Written task: Where a line holds the word "strawberry", copy that line.

══════

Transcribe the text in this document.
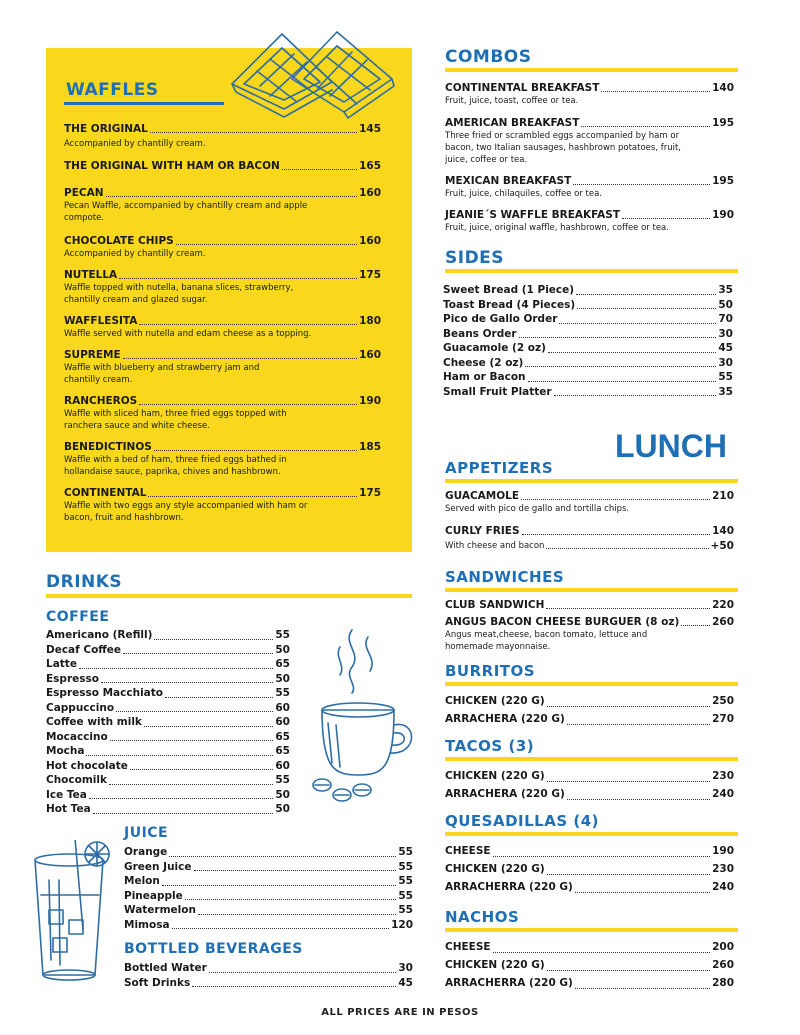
WAFFLES
THE ORIGINAL	145
Accompanied by chantilly cream.
THE ORIGINAL WITH HAM OR BACON	165
PECAN	160
Pecan Waffle, accompanied by chantilly cream and apple compote.
CHOCOLATE CHIPS	160
Accompanied by chantilly cream.
NUTELLA	175
Waffle topped with nutella, banana slices, strawberry, chantilly cream and glazed sugar.
WAFFLESITA	180
Waffle served with nutella and edam cheese as a topping.
SUPREME	160
Waffle with blueberry and strawberry jam and chantilly cream.
RANCHEROS	190
Waffle with sliced ham, three fried eggs topped with ranchera sauce and white cheese.
BENEDICTINOS	185
Waffle with a bed of ham, three fried eggs bathed in hollandaise sauce, paprika, chives and hashbrown.
CONTINENTAL	175
Waffle with two eggs any style accompanied with ham or bacon, fruit and hashbrown.
DRINKS
COFFEE
Americano (Refill)	55
Decaf Coffee	50
Latte	65
Espresso	50
Espresso Macchiato	55
Cappuccino	60
Coffee with milk	60
Mocaccino	65
Mocha	65
Hot chocolate	60
Chocomilk	55
Ice Tea	50
Hot Tea	50
JUICE
Orange	55
Green Juice	55
Melon	55
Pineapple	55
Watermelon	55
Mimosa	120
BOTTLED BEVERAGES
Bottled Water	30
Soft Drinks	45
COMBOS
CONTINENTAL BREAKFAST	140
Fruit, juice, toast, coffee or tea.
AMERICAN BREAKFAST	195
Three fried or scrambled eggs accompanied by ham or bacon, two Italian sausages, hashbrown potatoes, fruit, juice, coffee or tea.
MEXICAN BREAKFAST	195
Fruit, juice, chilaquiles, coffee or tea.
JEANIE´S WAFFLE BREAKFAST	190
Fruit, juice, original waffle, hashbrown, coffee or tea.
SIDES
Sweet Bread (1 Piece)	35
Toast Bread (4 Pieces)	50
Pico de Gallo Order	70
Beans Order	30
Guacamole (2 oz)	45
Cheese (2 oz)	30
Ham or Bacon	55
Small Fruit Platter	35
LUNCH
APPETIZERS
GUACAMOLE	210
Served with pico de gallo and tortilla chips.
CURLY FRIES	140
With cheese and bacon	+50
SANDWICHES
CLUB SANDWICH	220
ANGUS BACON CHEESE BURGUER (8 oz)	260
Angus meat,cheese, bacon tomato, lettuce and homemade mayonnaise.
BURRITOS
CHICKEN (220 G)	250
ARRACHERA (220 G)	270
TACOS (3)
CHICKEN (220 G)	230
ARRACHERA (220 G)	240
QUESADILLAS (4)
CHEESE	190
CHICKEN (220 G)	230
ARRACHERRA (220 G)	240
NACHOS
CHEESE	200
CHICKEN (220 G)	260
ARRACHERRA (220 G)	280
ALL PRICES ARE IN PESOS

══════

Worked solution:
Waffle topped with nutella, banana slices, strawberry, chantilly cream and glazed sugar.
Waffle with blueberry and strawberry jam and chantilly cream.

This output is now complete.